What to produce —
Your task is to quote the material that follows, in full and exactly.

Stored items —
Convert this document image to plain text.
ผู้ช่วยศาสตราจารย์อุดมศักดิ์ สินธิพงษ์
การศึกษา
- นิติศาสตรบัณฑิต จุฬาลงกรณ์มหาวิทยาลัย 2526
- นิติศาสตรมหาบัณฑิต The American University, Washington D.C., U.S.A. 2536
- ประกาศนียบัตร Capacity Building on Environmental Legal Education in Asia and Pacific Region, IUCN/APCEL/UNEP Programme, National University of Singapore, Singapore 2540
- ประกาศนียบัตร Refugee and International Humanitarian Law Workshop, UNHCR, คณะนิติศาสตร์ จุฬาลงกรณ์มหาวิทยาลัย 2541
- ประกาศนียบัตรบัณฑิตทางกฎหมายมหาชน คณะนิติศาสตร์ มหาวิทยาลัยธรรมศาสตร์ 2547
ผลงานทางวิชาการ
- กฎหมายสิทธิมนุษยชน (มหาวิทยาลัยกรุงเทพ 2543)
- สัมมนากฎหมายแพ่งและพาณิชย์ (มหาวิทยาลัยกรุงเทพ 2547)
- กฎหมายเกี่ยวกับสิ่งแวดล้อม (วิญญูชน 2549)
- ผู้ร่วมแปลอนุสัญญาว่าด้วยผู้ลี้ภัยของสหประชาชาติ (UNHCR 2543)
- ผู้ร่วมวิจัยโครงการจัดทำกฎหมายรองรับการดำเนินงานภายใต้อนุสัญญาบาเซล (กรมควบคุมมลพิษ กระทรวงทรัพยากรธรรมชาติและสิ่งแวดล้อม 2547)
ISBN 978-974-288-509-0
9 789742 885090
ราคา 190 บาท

Correct result —
Convert this document image to plain text.
ผู้ช่วยศาสตราจารย์อุดมศักดิ์ สินธิพงษ์
การศึกษา
- นิติศาสตรบัณฑิต จุฬาลงกรณ์มหาวิทยาลัย 2526
- นิติศาสตรมหาบัณฑิต The American University, Washington D.C., U.S.A. 2536
- ประกาศนียบัตร Capacity Building on Environmental Legal Education in Asia and Pacific Region, IUCN/APCEL/UNEP Programme, National University of Singapore, Singapore 2540
- ประกาศนียบัตร Refugee and International Humanitarian Law Workshop, UNHCR, คณะนิติศาสตร์ จุฬาลงกรณ์มหาวิทยาลัย 2541
- ประกาศนียบัตรบัณฑิตทางกฎหมายมหาชน คณะนิติศาสตร์ มหาวิทยาลัยธรรมศาสตร์ 2547
ผลงานทางวิชาการ
- กฎหมายสิทธิมนุษยชน (มหาวิทยาลัยกรุงเทพ 2543)
- สัมมนากฎหมายแพ่งและพาณิชย์ (มหาวิทยาลัยกรุงเทพ 2547)
- กฎหมายเกี่ยวกับสิ่งแวดล้อม (วิญญูชน 2549)
- ผู้ร่วมแปลอนุสัญญาว่าด้วยผู้ลี้ภัยของสหประชาชาติ (UNHCR 2543)
- ผู้ร่วมวิจัยโครงการจัดทำกฎหมายรองรับการดำเนินงานภายใต้อนุสัญญาบาเซล (กรมควบคุมมลพิษ กระทรวงทรัพยากรธรรมชาติและสิ่งแวดล้อม 2547)
ISBN 978-974-288-509-0
9 789742 885090
ราคา 190 บาท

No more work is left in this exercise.